Restate the full set of records exactly, without adding or dropping a word.

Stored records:
+ + + +

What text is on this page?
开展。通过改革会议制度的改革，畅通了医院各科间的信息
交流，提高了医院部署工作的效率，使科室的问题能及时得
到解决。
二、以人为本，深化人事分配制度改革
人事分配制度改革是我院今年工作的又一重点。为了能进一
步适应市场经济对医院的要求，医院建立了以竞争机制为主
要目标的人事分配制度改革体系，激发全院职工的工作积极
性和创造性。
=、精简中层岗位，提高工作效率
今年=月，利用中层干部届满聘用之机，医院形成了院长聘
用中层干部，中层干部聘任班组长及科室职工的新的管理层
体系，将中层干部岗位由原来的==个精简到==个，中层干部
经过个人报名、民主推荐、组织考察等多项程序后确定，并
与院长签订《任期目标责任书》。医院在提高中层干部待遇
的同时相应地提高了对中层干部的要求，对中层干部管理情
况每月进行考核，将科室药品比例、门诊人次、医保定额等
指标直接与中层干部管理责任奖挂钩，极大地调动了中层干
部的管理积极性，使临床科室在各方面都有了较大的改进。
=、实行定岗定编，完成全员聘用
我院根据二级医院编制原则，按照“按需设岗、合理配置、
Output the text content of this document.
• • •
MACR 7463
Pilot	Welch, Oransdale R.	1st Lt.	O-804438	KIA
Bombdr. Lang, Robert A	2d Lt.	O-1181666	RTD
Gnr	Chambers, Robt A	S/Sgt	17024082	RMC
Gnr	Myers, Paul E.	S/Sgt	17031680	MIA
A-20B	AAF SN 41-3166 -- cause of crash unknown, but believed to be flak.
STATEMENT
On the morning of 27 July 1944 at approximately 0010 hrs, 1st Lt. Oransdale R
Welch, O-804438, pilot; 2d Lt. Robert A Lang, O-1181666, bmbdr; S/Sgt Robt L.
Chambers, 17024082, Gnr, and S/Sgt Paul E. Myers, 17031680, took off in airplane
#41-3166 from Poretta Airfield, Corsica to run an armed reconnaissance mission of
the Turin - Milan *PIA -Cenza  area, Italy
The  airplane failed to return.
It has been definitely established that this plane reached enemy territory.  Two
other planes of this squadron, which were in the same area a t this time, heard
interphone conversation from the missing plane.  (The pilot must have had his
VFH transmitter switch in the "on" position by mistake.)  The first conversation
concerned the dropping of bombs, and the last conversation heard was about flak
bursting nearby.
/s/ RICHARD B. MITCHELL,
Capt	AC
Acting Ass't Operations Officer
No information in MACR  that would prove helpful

+ + + +

- Response -
What text is on this page?
开展。通过改革会议制度的改革，畅通了医院各科间的信息
交流，提高了医院部署工作的效率，使科室的问题能及时得
到解决。
二、以人为本，深化人事分配制度改革
人事分配制度改革是我院今年工作的又一重点。为了能进一
步适应市场经济对医院的要求，医院建立了以竞争机制为主
要目标的人事分配制度改革体系，激发全院职工的工作积极
性和创造性。
=、精简中层岗位，提高工作效率
今年=月，利用中层干部届满聘用之机，医院形成了院长聘
用中层干部，中层干部聘任班组长及科室职工的新的管理层
体系，将中层干部岗位由原来的==个精简到==个，中层干部
经过个人报名、民主推荐、组织考察等多项程序后确定，并
与院长签订《任期目标责任书》。医院在提高中层干部待遇
的同时相应地提高了对中层干部的要求，对中层干部管理情
况每月进行考核，将科室药品比例、门诊人次、医保定额等
指标直接与中层干部管理责任奖挂钩，极大地调动了中层干
部的管理积极性，使临床科室在各方面都有了较大的改进。
=、实行定岗定编，完成全员聘用
我院根据二级医院编制原则，按照“按需设岗、合理配置、
Output the text content of this document.
• • •
MACR 7463
Pilot	Welch, Oransdale R.	1st Lt.	O-804438	KIA
Bombdr. Lang, Robert A	2d Lt.	O-1181666	RTD
Gnr	Chambers, Robt A	S/Sgt	17024082	RMC
Gnr	Myers, Paul E.	S/Sgt	17031680	MIA
A-20B	AAF SN 41-3166 -- cause of crash unknown, but believed to be flak.
STATEMENT
On the morning of 27 July 1944 at approximately 0010 hrs, 1st Lt. Oransdale R
Welch, O-804438, pilot; 2d Lt. Robert A Lang, O-1181666, bmbdr; S/Sgt Robt L.
Chambers, 17024082, Gnr, and S/Sgt Paul E. Myers, 17031680, took off in airplane
#41-3166 from Poretta Airfield, Corsica to run an armed reconnaissance mission of
the Turin - Milan *PIA -Cenza  area, Italy
The  airplane failed to return.
It has been definitely established that this plane reached enemy territory.  Two
other planes of this squadron, which were in the same area a t this time, heard
interphone conversation from the missing plane.  (The pilot must have had his
VFH transmitter switch in the "on" position by mistake.)  The first conversation
concerned the dropping of bombs, and the last conversation heard was about flak
bursting nearby.
/s/ RICHARD B. MITCHELL,
Capt	AC
Acting Ass't Operations Officer
No information in MACR  that would prove helpful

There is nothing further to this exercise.